#### Problem requirements:
Exactly as written, please set down all of the entries again, with no pictures.

#### Task input:
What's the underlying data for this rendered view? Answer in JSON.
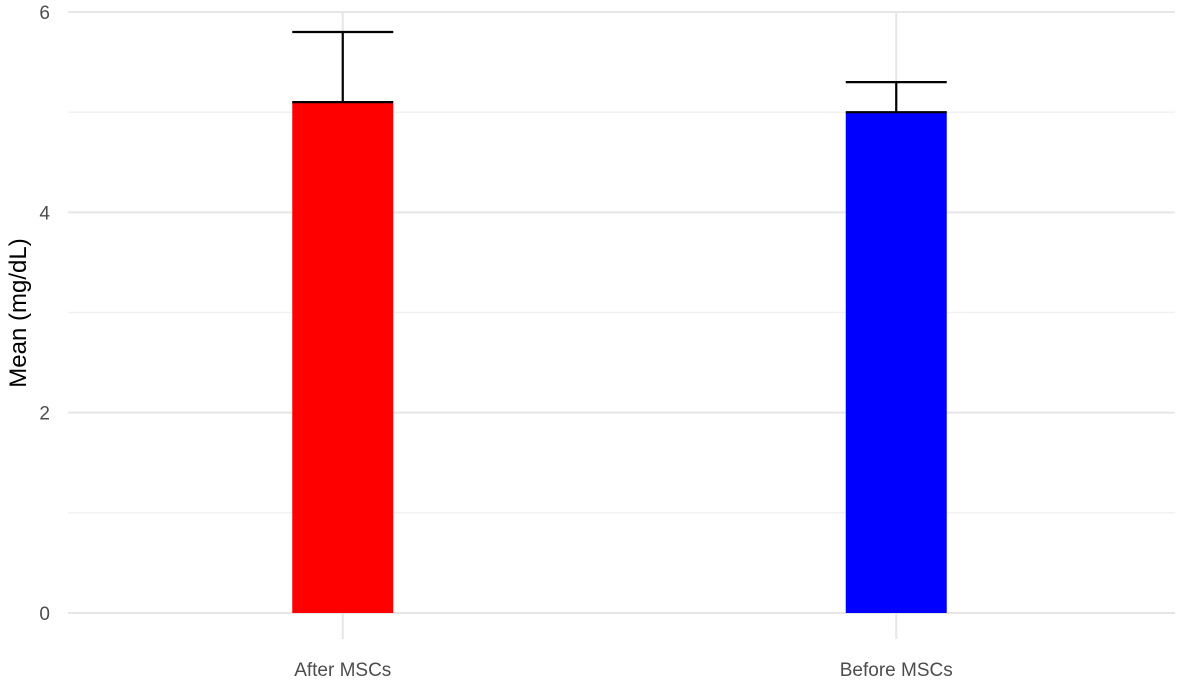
{
  "chart_data": {
    "type": "bar",
    "title": "",
    "xlabel": "",
    "ylabel": "Mean (mg/dL)",
    "categories": [
      "After MSCs",
      "Before MSCs"
    ],
    "values": [
      5.1,
      5.0
    ],
    "error_upper": [
      5.8,
      5.3
    ],
    "colors": [
      "#ff0000",
      "#0000ff"
    ],
    "ylim": [
      0,
      6
    ],
    "yticks": [
      0,
      2,
      4,
      6
    ],
    "grid": true,
    "legend": "none"
  }
}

#### Output for this exercise:
What's the underlying data for this rendered view? Answer in JSON.
{
  "chart_data": {
    "type": "bar",
    "title": "",
    "xlabel": "",
    "ylabel": "Mean (mg/dL)",
    "categories": [
      "After MSCs",
      "Before MSCs"
    ],
    "values": [
      5.1,
      5.0
    ],
    "error_upper": [
      5.8,
      5.3
    ],
    "colors": [
      "#ff0000",
      "#0000ff"
    ],
    "ylim": [
      0,
      6
    ],
    "yticks": [
      0,
      2,
      4,
      6
    ],
    "grid": true,
    "legend": "none"
  }
}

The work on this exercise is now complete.